REQUIRED TASK: Repeat the whole listing below, word for word.

################

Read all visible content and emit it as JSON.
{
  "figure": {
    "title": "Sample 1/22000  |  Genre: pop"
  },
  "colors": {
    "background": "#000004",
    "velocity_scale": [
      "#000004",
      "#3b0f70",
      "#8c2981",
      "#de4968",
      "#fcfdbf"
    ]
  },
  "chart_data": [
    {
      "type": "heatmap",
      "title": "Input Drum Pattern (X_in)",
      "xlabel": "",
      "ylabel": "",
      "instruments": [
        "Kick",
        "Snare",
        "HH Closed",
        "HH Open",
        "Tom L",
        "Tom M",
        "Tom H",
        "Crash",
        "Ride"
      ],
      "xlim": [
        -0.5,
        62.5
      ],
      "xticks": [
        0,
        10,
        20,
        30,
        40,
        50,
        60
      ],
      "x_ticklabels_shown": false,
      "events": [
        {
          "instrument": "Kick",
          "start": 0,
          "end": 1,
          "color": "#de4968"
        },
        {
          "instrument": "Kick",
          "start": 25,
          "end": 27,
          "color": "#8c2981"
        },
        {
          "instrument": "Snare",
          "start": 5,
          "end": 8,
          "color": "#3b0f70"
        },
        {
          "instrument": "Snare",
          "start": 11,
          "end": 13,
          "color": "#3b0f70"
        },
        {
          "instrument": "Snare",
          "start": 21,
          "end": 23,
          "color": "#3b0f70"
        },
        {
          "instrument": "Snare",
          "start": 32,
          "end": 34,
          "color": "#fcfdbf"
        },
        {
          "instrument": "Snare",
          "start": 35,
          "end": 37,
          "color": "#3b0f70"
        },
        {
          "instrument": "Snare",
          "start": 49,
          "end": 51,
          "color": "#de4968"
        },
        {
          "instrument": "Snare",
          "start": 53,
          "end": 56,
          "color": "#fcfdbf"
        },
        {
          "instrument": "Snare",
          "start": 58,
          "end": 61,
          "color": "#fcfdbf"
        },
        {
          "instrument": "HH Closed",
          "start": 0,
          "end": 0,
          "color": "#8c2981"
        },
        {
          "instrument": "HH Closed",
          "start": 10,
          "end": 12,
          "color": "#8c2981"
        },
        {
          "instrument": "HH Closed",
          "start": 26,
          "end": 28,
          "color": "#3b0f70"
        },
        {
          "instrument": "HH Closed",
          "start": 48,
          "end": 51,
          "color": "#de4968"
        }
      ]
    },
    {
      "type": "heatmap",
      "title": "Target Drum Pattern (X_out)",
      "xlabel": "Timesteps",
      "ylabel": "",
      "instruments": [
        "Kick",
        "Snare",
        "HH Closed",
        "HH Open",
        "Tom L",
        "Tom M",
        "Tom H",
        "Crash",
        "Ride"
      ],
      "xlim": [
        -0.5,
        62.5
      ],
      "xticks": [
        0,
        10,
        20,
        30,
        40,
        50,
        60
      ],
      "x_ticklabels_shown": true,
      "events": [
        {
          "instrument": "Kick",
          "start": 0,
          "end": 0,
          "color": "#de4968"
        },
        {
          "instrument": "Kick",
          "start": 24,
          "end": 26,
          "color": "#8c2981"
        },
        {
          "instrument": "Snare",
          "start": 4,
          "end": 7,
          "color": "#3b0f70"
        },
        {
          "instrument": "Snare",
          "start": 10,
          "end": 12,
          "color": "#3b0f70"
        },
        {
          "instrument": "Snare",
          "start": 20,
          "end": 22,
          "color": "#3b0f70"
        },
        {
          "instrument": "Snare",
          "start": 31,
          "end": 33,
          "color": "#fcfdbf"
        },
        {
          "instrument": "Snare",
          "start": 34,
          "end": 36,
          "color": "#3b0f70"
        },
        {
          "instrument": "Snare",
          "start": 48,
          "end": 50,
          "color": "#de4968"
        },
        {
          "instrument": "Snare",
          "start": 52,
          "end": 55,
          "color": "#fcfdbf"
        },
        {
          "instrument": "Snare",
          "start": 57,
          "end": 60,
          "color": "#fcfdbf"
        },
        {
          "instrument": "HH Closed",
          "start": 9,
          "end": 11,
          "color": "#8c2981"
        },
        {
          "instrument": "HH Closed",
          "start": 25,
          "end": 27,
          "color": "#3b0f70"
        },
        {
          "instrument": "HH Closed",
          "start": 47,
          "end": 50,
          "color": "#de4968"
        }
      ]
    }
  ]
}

################

CORRECT OUTPUT:
Read all visible content and emit it as JSON.
{
  "figure": {
    "title": "Sample 1/22000  |  Genre: pop"
  },
  "colors": {
    "background": "#000004",
    "velocity_scale": [
      "#000004",
      "#3b0f70",
      "#8c2981",
      "#de4968",
      "#fcfdbf"
    ]
  },
  "chart_data": [
    {
      "type": "heatmap",
      "title": "Input Drum Pattern (X_in)",
      "xlabel": "",
      "ylabel": "",
      "instruments": [
        "Kick",
        "Snare",
        "HH Closed",
        "HH Open",
        "Tom L",
        "Tom M",
        "Tom H",
        "Crash",
        "Ride"
      ],
      "xlim": [
        -0.5,
        62.5
      ],
      "xticks": [
        0,
        10,
        20,
        30,
        40,
        50,
        60
      ],
      "x_ticklabels_shown": false,
      "events": [
        {
          "instrument": "Kick",
          "start": 0,
          "end": 1,
          "color": "#de4968"
        },
        {
          "instrument": "Kick",
          "start": 25,
          "end": 27,
          "color": "#8c2981"
        },
        {
          "instrument": "Snare",
          "start": 5,
          "end": 8,
          "color": "#3b0f70"
        },
        {
          "instrument": "Snare",
          "start": 11,
          "end": 13,
          "color": "#3b0f70"
        },
        {
          "instrument": "Snare",
          "start": 21,
          "end": 23,
          "color": "#3b0f70"
        },
        {
          "instrument": "Snare",
          "start": 32,
          "end": 34,
          "color": "#fcfdbf"
        },
        {
          "instrument": "Snare",
          "start": 35,
          "end": 37,
          "color": "#3b0f70"
        },
        {
          "instrument": "Snare",
          "start": 49,
          "end": 51,
          "color": "#de4968"
        },
        {
          "instrument": "Snare",
          "start": 53,
          "end": 56,
          "color": "#fcfdbf"
        },
        {
          "instrument": "Snare",
          "start": 58,
          "end": 61,
          "color": "#fcfdbf"
        },
        {
          "instrument": "HH Closed",
          "start": 0,
          "end": 0,
          "color": "#8c2981"
        },
        {
          "instrument": "HH Closed",
          "start": 10,
          "end": 12,
          "color": "#8c2981"
        },
        {
          "instrument": "HH Closed",
          "start": 26,
          "end": 28,
          "color": "#3b0f70"
        },
        {
          "instrument": "HH Closed",
          "start": 48,
          "end": 51,
          "color": "#de4968"
        }
      ]
    },
    {
      "type": "heatmap",
      "title": "Target Drum Pattern (X_out)",
      "xlabel": "Timesteps",
      "ylabel": "",
      "instruments": [
        "Kick",
        "Snare",
        "HH Closed",
        "HH Open",
        "Tom L",
        "Tom M",
        "Tom H",
        "Crash",
        "Ride"
      ],
      "xlim": [
        -0.5,
        62.5
      ],
      "xticks": [
        0,
        10,
        20,
        30,
        40,
        50,
        60
      ],
      "x_ticklabels_shown": true,
      "events": [
        {
          "instrument": "Kick",
          "start": 0,
          "end": 0,
          "color": "#de4968"
        },
        {
          "instrument": "Kick",
          "start": 24,
          "end": 26,
          "color": "#8c2981"
        },
        {
          "instrument": "Snare",
          "start": 4,
          "end": 7,
          "color": "#3b0f70"
        },
        {
          "instrument": "Snare",
          "start": 10,
          "end": 12,
          "color": "#3b0f70"
        },
        {
          "instrument": "Snare",
          "start": 20,
          "end": 22,
          "color": "#3b0f70"
        },
        {
          "instrument": "Snare",
          "start": 31,
          "end": 33,
          "color": "#fcfdbf"
        },
        {
          "instrument": "Snare",
          "start": 34,
          "end": 36,
          "color": "#3b0f70"
        },
        {
          "instrument": "Snare",
          "start": 48,
          "end": 50,
          "color": "#de4968"
        },
        {
          "instrument": "Snare",
          "start": 52,
          "end": 55,
          "color": "#fcfdbf"
        },
        {
          "instrument": "Snare",
          "start": 57,
          "end": 60,
          "color": "#fcfdbf"
        },
        {
          "instrument": "HH Closed",
          "start": 9,
          "end": 11,
          "color": "#8c2981"
        },
        {
          "instrument": "HH Closed",
          "start": 25,
          "end": 27,
          "color": "#3b0f70"
        },
        {
          "instrument": "HH Closed",
          "start": 47,
          "end": 50,
          "color": "#de4968"
        }
      ]
    }
  ]
}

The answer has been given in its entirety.